**Written problem**. Starting with the line that contains "Serialize everything readable", copy every line through the end of the data below, exactly and with nothing added.

Stored data entries:

-*-

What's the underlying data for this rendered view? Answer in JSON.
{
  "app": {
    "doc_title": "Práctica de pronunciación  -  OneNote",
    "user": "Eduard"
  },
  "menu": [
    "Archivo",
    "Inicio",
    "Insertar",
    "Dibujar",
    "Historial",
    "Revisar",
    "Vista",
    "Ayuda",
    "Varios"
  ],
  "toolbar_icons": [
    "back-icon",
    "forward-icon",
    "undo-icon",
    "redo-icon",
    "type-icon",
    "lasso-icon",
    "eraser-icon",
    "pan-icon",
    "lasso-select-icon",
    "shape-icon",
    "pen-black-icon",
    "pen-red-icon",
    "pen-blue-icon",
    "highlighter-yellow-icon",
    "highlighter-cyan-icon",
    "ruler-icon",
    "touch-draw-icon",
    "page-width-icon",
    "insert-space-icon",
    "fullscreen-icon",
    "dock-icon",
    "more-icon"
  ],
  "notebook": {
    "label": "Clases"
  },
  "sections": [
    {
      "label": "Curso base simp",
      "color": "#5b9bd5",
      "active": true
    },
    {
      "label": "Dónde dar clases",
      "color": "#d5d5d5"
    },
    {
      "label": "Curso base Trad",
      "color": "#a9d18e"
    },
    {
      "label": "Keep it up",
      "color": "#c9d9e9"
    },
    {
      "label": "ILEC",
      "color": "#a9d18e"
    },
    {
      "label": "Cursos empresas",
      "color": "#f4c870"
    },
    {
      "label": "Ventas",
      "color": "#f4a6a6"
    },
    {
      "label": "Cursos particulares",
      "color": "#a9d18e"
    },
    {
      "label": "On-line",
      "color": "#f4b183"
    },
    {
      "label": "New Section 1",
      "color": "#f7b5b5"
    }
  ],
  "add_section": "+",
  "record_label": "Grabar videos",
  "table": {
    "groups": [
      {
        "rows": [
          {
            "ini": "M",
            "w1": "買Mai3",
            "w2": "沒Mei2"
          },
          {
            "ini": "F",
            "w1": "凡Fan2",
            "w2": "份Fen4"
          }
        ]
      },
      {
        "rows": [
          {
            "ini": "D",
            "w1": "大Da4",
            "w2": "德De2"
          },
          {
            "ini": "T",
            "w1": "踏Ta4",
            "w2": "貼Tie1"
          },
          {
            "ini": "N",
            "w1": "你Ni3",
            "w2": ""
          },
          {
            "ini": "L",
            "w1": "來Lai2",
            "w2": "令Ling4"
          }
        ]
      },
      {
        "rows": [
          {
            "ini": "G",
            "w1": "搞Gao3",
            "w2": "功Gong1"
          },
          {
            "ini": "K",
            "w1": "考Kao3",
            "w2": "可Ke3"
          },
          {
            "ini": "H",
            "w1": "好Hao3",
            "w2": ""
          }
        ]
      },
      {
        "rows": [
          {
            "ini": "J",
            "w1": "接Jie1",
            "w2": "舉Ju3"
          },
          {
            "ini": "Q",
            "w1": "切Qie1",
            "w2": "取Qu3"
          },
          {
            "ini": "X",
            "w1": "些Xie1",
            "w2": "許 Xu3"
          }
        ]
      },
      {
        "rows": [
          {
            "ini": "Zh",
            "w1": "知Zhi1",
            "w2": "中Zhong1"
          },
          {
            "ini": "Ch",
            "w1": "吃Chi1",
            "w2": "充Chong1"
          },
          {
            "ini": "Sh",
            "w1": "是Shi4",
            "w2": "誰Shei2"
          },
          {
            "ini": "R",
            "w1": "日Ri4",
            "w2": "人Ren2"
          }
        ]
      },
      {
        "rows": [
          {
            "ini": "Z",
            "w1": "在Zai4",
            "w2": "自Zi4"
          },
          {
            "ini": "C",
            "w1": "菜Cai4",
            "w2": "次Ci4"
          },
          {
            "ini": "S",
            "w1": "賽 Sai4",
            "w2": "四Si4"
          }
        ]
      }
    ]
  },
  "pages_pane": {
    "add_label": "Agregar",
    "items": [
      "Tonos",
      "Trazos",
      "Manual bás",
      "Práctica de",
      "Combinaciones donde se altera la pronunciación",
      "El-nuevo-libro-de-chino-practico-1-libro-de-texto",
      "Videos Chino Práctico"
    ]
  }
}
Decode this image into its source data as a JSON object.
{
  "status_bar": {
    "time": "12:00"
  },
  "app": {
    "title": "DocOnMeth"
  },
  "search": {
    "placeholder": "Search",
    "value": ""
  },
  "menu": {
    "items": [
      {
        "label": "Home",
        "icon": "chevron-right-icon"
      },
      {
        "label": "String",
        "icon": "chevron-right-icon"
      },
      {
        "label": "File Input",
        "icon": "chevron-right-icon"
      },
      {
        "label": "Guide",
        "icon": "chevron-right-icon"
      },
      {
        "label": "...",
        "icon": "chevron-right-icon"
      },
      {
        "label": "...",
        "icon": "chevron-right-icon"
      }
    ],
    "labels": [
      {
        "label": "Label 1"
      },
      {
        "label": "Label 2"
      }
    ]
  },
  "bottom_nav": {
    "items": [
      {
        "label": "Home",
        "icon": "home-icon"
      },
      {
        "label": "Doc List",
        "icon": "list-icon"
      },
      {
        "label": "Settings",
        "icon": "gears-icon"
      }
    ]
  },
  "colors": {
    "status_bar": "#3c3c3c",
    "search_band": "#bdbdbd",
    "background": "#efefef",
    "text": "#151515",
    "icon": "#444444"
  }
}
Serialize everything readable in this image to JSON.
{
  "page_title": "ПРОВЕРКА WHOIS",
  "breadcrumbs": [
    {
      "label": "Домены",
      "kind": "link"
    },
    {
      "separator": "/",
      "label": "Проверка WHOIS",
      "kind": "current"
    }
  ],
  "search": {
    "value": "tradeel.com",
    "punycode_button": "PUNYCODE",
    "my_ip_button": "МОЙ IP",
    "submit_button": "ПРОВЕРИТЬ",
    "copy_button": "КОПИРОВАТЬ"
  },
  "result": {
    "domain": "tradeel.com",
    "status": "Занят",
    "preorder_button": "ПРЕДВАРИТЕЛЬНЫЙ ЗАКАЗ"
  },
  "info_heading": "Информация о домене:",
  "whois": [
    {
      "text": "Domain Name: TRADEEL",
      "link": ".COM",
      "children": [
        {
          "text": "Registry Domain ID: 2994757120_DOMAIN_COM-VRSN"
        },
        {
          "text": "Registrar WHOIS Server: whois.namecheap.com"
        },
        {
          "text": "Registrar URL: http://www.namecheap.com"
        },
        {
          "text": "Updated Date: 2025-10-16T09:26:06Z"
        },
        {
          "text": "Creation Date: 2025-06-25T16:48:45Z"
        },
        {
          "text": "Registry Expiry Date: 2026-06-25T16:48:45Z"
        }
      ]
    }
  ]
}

-*-

**Output**.
Serialize everything readable in this image to JSON.
{
  "page_title": "ПРОВЕРКА WHOIS",
  "breadcrumbs": [
    {
      "label": "Домены",
      "kind": "link"
    },
    {
      "separator": "/",
      "label": "Проверка WHOIS",
      "kind": "current"
    }
  ],
  "search": {
    "value": "tradeel.com",
    "punycode_button": "PUNYCODE",
    "my_ip_button": "МОЙ IP",
    "submit_button": "ПРОВЕРИТЬ",
    "copy_button": "КОПИРОВАТЬ"
  },
  "result": {
    "domain": "tradeel.com",
    "status": "Занят",
    "preorder_button": "ПРЕДВАРИТЕЛЬНЫЙ ЗАКАЗ"
  },
  "info_heading": "Информация о домене:",
  "whois": [
    {
      "text": "Domain Name: TRADEEL",
      "link": ".COM",
      "children": [
        {
          "text": "Registry Domain ID: 2994757120_DOMAIN_COM-VRSN"
        },
        {
          "text": "Registrar WHOIS Server: whois.namecheap.com"
        },
        {
          "text": "Registrar URL: http://www.namecheap.com"
        },
        {
          "text": "Updated Date: 2025-10-16T09:26:06Z"
        },
        {
          "text": "Creation Date: 2025-06-25T16:48:45Z"
        },
        {
          "text": "Registry Expiry Date: 2026-06-25T16:48:45Z"
        }
      ]
    }
  ]
}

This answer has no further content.